## WHAT THE TASK REQUIRES
Filter the records below and copy every line containing the word "hàng".

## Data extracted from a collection
Begin

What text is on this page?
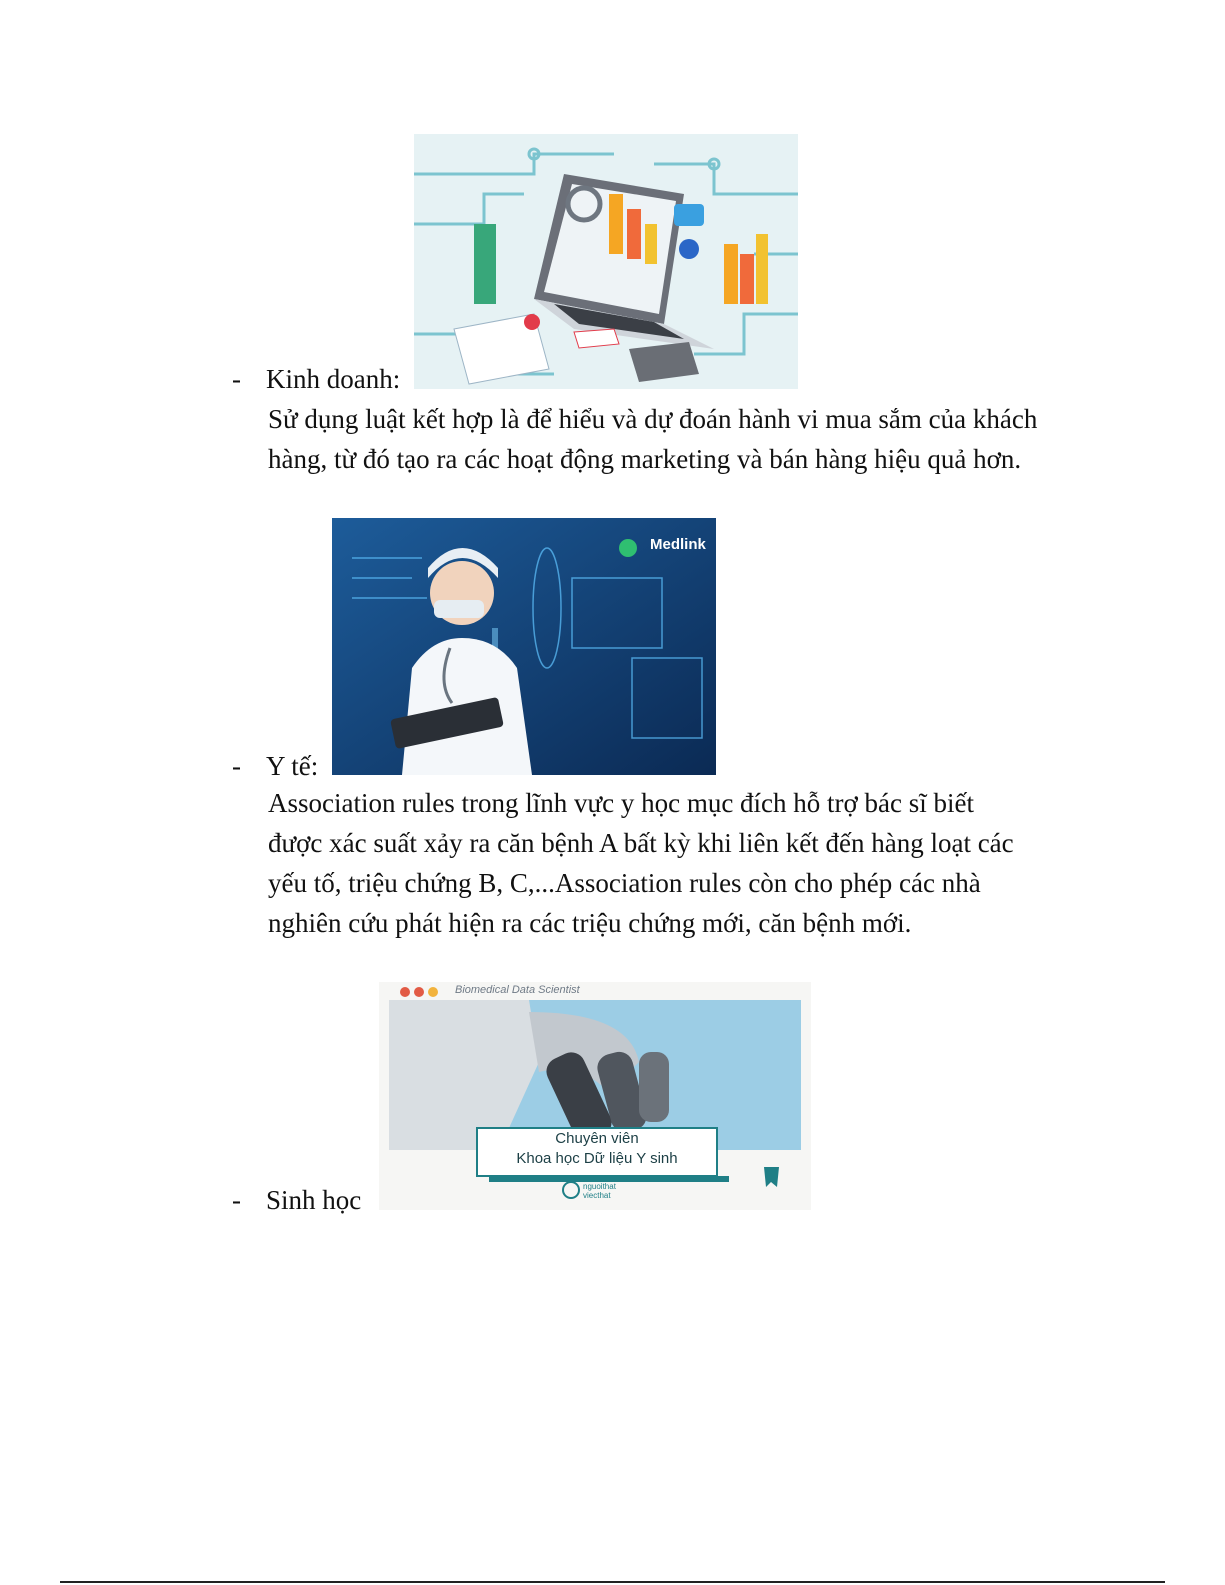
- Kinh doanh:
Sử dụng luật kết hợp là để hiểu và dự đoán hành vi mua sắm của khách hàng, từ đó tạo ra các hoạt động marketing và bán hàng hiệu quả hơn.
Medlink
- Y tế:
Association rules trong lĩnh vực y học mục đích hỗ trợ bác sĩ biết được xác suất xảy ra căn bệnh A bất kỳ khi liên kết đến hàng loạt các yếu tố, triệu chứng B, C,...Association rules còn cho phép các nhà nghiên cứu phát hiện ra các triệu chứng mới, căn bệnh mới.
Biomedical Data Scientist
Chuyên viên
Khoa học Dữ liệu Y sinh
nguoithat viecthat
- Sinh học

End

## RESULT FOR THIS EXERCISE
Sử dụng luật kết hợp là để hiểu và dự đoán hành vi mua sắm của khách hàng, từ đó tạo ra các hoạt động marketing và bán hàng hiệu quả hơn.
Association rules trong lĩnh vực y học mục đích hỗ trợ bác sĩ biết được xác suất xảy ra căn bệnh A bất kỳ khi liên kết đến hàng loạt các yếu tố, triệu chứng B, C,...Association rules còn cho phép các nhà nghiên cứu phát hiện ra các triệu chứng mới, căn bệnh mới.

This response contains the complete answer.